_Material supplied_
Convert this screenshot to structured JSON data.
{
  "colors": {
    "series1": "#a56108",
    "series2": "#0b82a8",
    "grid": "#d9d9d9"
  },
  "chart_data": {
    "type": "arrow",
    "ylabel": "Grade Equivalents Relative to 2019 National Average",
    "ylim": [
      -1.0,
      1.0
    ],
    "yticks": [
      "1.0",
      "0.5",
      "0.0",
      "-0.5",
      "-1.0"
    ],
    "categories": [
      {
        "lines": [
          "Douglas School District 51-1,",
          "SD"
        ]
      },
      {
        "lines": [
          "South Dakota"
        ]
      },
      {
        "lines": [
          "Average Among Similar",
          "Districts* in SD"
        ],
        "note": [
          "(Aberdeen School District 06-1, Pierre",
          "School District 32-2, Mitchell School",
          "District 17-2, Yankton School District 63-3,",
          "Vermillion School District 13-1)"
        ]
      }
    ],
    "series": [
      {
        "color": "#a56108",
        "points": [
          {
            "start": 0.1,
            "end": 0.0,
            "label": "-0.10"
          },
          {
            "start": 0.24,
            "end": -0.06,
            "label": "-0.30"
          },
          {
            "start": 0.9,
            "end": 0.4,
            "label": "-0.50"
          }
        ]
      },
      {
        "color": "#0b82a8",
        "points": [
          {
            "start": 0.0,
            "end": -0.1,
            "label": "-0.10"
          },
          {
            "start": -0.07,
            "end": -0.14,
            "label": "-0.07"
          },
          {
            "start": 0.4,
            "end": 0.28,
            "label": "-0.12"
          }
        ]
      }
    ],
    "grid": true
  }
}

_Task brief_
Find every line that holds "Average" and copy it.

_Worked solution_
    "ylabel": "Grade Equivalents Relative to 2019 National Average",
          "Average Among Similar",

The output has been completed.